# YOUR OBJECTIVE
Work out how many lines of the listing hold the string "Wydajność". Answer with that number alone.

______

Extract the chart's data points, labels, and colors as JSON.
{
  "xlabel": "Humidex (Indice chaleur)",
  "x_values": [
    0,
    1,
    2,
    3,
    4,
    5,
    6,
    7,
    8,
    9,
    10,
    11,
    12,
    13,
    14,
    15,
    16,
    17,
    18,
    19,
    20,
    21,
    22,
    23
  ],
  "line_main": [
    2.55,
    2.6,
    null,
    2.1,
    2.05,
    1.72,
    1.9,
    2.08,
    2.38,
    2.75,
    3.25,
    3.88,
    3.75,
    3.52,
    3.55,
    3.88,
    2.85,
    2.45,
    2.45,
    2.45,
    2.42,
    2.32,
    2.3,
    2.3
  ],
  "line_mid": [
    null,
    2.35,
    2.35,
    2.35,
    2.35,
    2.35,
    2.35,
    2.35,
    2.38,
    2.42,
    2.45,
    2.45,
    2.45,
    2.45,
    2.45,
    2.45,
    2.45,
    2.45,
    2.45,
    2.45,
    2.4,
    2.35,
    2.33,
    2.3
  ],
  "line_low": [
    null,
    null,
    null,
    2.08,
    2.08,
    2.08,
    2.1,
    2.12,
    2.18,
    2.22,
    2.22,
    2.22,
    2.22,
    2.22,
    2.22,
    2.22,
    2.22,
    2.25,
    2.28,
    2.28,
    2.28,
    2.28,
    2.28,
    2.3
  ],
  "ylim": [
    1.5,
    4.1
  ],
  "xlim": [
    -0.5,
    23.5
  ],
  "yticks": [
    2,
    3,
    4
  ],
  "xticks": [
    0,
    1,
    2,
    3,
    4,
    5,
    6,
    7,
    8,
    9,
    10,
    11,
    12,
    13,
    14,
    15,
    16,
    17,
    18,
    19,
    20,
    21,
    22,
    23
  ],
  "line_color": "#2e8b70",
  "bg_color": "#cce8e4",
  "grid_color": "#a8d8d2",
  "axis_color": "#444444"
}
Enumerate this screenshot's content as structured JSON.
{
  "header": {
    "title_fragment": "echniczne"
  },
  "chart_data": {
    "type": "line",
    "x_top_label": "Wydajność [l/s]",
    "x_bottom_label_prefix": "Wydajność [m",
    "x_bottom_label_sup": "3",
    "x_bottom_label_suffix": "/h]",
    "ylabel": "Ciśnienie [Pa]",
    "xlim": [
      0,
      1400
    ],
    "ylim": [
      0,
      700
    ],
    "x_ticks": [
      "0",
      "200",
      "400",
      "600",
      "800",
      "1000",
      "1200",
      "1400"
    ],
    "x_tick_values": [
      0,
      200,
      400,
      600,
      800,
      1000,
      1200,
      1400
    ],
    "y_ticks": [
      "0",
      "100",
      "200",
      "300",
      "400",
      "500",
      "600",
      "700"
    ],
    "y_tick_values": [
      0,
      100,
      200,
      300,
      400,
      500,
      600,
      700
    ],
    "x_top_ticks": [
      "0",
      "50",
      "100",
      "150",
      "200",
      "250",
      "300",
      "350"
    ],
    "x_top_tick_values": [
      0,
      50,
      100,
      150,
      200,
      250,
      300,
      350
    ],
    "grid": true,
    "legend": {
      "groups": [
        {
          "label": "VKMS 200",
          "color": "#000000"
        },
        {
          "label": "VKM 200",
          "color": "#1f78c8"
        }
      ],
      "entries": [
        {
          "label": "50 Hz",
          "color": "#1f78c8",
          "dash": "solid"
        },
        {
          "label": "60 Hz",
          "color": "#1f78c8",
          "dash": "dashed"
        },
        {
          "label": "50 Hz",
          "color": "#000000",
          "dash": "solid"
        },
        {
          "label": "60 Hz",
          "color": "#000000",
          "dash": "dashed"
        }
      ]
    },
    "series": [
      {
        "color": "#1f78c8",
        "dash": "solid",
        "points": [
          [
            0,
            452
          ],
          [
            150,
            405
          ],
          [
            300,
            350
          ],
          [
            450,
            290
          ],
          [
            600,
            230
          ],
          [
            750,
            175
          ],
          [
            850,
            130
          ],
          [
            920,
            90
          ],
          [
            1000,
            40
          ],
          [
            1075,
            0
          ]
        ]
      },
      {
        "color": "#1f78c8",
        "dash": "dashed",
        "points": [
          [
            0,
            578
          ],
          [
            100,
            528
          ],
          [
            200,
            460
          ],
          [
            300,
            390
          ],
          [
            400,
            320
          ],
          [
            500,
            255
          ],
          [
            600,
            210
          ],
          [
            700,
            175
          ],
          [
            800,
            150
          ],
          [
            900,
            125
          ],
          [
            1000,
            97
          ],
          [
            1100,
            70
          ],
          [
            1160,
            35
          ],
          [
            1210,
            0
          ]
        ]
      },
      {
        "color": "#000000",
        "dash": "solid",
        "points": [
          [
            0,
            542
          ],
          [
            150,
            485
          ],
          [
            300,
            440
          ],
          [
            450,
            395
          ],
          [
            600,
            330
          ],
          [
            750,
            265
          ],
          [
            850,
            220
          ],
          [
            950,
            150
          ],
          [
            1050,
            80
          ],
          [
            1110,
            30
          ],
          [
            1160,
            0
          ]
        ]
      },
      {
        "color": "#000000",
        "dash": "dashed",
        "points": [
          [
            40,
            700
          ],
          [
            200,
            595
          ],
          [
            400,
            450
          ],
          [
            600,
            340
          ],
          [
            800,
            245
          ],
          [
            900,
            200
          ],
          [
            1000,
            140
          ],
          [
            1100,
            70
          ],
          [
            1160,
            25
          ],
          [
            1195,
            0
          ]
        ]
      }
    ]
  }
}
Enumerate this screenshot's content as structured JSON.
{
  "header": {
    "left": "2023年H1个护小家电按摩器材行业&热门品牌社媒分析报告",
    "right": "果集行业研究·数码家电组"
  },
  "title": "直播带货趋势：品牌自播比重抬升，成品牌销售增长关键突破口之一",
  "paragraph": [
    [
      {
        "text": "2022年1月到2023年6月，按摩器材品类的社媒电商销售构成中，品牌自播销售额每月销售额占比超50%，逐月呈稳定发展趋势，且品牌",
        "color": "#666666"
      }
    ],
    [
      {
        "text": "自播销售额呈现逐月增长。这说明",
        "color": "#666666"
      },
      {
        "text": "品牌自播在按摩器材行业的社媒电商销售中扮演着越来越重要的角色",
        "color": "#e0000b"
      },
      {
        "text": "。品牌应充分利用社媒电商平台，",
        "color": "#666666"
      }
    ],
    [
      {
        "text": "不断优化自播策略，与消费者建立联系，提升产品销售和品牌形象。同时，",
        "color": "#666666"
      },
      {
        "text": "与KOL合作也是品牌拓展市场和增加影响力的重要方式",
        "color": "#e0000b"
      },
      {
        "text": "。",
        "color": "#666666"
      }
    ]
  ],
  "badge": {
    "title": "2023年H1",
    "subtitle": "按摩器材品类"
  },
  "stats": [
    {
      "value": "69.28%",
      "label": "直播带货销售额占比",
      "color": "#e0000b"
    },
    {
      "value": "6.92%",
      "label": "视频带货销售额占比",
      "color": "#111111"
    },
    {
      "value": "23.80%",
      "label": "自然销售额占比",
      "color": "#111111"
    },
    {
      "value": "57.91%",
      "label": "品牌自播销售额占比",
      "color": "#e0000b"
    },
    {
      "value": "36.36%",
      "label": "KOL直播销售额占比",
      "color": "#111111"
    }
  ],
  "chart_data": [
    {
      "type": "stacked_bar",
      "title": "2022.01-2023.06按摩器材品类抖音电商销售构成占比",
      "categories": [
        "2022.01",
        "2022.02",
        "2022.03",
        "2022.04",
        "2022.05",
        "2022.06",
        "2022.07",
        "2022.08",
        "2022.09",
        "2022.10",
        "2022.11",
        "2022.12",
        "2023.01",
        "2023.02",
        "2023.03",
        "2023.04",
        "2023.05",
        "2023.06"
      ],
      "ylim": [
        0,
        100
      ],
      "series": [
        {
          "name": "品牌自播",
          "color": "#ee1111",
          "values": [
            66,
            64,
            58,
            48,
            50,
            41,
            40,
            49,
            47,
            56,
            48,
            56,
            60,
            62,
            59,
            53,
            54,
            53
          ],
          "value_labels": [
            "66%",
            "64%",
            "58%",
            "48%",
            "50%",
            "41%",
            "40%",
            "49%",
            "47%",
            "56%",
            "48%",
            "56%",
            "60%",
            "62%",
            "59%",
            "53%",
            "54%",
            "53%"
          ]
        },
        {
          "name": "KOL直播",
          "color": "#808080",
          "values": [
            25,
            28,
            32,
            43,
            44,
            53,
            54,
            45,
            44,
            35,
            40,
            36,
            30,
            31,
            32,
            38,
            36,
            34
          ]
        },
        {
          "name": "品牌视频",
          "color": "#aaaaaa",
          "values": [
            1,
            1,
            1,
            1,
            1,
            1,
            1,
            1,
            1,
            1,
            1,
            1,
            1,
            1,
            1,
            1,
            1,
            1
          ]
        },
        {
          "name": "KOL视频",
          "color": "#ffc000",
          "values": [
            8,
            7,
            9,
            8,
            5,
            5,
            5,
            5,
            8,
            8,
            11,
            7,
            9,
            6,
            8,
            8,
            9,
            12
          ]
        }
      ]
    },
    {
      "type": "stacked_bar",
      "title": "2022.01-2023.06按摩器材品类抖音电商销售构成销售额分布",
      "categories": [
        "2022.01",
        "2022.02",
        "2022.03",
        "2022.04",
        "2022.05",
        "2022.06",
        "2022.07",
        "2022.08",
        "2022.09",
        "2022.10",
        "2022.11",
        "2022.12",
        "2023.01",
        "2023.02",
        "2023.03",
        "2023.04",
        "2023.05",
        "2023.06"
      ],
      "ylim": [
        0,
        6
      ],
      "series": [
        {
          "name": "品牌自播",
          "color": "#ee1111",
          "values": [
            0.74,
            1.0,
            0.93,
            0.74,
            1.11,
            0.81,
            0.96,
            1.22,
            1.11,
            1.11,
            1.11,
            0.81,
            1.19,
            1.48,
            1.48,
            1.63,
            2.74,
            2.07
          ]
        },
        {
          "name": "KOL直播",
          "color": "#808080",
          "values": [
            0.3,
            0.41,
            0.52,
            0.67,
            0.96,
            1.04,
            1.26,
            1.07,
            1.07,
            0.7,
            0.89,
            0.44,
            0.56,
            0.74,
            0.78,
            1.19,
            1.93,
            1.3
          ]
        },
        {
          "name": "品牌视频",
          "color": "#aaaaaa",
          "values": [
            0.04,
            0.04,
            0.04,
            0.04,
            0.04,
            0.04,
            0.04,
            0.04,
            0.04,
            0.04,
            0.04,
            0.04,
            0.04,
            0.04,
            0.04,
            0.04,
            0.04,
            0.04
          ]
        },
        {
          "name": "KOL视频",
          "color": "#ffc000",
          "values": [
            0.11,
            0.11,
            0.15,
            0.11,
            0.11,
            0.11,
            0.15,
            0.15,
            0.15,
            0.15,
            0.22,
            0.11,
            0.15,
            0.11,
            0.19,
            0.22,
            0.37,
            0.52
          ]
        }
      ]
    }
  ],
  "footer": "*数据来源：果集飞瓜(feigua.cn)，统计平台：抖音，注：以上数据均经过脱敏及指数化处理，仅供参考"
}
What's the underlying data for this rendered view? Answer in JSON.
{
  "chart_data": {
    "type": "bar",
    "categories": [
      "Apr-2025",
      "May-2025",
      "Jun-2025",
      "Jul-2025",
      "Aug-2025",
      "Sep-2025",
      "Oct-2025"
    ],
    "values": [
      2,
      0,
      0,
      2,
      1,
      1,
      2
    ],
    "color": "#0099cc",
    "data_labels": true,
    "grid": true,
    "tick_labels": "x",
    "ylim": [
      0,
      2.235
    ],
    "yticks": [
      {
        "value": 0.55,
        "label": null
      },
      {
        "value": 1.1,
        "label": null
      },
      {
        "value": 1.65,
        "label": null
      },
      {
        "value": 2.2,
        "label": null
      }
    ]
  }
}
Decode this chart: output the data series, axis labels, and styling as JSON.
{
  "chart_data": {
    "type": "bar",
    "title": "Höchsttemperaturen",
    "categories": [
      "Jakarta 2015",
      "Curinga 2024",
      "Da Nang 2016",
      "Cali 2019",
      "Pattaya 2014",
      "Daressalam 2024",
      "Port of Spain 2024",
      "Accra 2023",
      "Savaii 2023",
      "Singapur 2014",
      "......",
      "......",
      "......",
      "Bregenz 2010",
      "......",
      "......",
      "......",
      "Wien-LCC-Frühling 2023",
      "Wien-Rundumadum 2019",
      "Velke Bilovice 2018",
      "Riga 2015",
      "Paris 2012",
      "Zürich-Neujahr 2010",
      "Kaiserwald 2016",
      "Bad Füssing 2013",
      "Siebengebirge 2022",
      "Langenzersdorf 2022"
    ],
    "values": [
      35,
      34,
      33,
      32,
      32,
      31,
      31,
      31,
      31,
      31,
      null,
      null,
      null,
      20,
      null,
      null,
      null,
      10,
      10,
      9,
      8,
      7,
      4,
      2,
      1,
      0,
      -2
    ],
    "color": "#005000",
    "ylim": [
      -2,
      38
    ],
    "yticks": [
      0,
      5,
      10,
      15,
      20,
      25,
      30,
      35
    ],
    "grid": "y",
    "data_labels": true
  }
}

______

# THE ANSWER
2